Copy every entry word for word. Skip the pictures.
⟨
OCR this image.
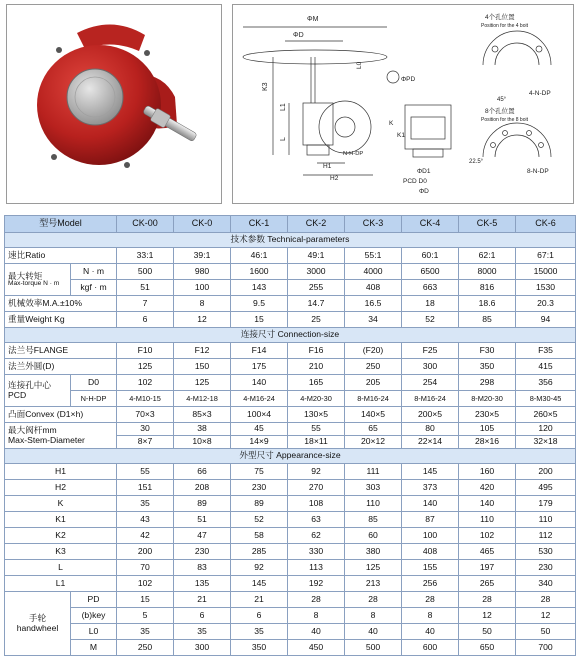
ΦM
ΦD
K3
L1
L
L0
ΦPD
H1
H2
N-H-DP
K
K1
ΦD1
PCD D0
ΦD
4个孔位置
Position for the 4 boit
45°
4-N-DP
8个孔位置
Position for the 8 boit
22.5°
8-N-DP
型号Model		CK-00	CK-0	CK-1	CK-2	CK-3	CK-4	CK-5	CK-6
技术参数 Technical-parameters									
速比Ratio		33:1	39:1	46:1	49:1	55:1	60:1	62:1	67:1

最大转矩
Max-torque N · m	N · m	500	980	1600	3000	4000	6500	8000	15000
	kgf · m	51	100	143	255	408	663	816	1530
机械效率M.A.±10%		7	8	9.5	14.7	16.5	18	18.6	20.3
重量Weight Kg		6	12	15	25	34	52	85	94
连接尺寸 Connection-size									
法兰号FLANGE		F10	F12	F14	F16	(F20)	F25	F30	F35
法兰外圆(D)		125	150	175	210	250	300	350	415

连接孔中心
PCD	D0	102	125	140	165	205	254	298	356
	N-H-DP	4-M10-15	4-M12-18	4-M16-24	4-M20-30	8-M16-24	8-M16-24	8-M20-30	8-M30-45
凸面Convex (D1×h)		70×3	85×3	100×4	130×5	140×5	200×5	230×5	260×5

最大阀杆mm
Max-Stem-Diameter		30	38	45	55	65	80	105	120
		8×7	10×8	14×9	18×11	20×12	22×14	28×16	32×18
外型尺寸 Appearance-size									
H1		55	66	75	92	111	145	160	200
H2		151	208	230	270	303	373	420	495
K		35	89	89	108	110	140	140	179
K1		43	51	52	63	85	87	110	110
K2		42	47	58	62	60	100	102	112
K3		200	230	285	330	380	408	465	530
L		70	83	92	113	125	155	197	230
L1		102	135	145	192	213	256	265	340

手轮
handwheel	PD	15	21	21	28	28	28	28	28
	(b)key	5	6	6	8	8	8	12	12
	L0	35	35	35	40	40	40	50	50
	M	250	300	350	450	500	600	650	700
⟩
### Result
OCR this image.
ΦM
ΦD
K3
L1
L
L0
ΦPD
H1
H2
N-H-DP
K
K1
ΦD1
PCD D0
ΦD
4个孔位置
Position for the 4 boit
45°
4-N-DP
8个孔位置
Position for the 8 boit
22.5°
8-N-DP
型号Model		CK-00	CK-0	CK-1	CK-2	CK-3	CK-4	CK-5	CK-6
技术参数 Technical-parameters									
速比Ratio		33:1	39:1	46:1	49:1	55:1	60:1	62:1	67:1

最大转矩
Max-torque N · m	N · m	500	980	1600	3000	4000	6500	8000	15000
	kgf · m	51	100	143	255	408	663	816	1530
机械效率M.A.±10%		7	8	9.5	14.7	16.5	18	18.6	20.3
重量Weight Kg		6	12	15	25	34	52	85	94
连接尺寸 Connection-size									
法兰号FLANGE		F10	F12	F14	F16	(F20)	F25	F30	F35
法兰外圆(D)		125	150	175	210	250	300	350	415

连接孔中心
PCD	D0	102	125	140	165	205	254	298	356
	N-H-DP	4-M10-15	4-M12-18	4-M16-24	4-M20-30	8-M16-24	8-M16-24	8-M20-30	8-M30-45
凸面Convex (D1×h)		70×3	85×3	100×4	130×5	140×5	200×5	230×5	260×5

最大阀杆mm
Max-Stem-Diameter		30	38	45	55	65	80	105	120
		8×7	10×8	14×9	18×11	20×12	22×14	28×16	32×18
外型尺寸 Appearance-size									
H1		55	66	75	92	111	145	160	200
H2		151	208	230	270	303	373	420	495
K		35	89	89	108	110	140	140	179
K1		43	51	52	63	85	87	110	110
K2		42	47	58	62	60	100	102	112
K3		200	230	285	330	380	408	465	530
L		70	83	92	113	125	155	197	230
L1		102	135	145	192	213	256	265	340

手轮
handwheel	PD	15	21	21	28	28	28	28	28
	(b)key	5	6	6	8	8	8	12	12
	L0	35	35	35	40	40	40	50	50
	M	250	300	350	450	500	600	650	700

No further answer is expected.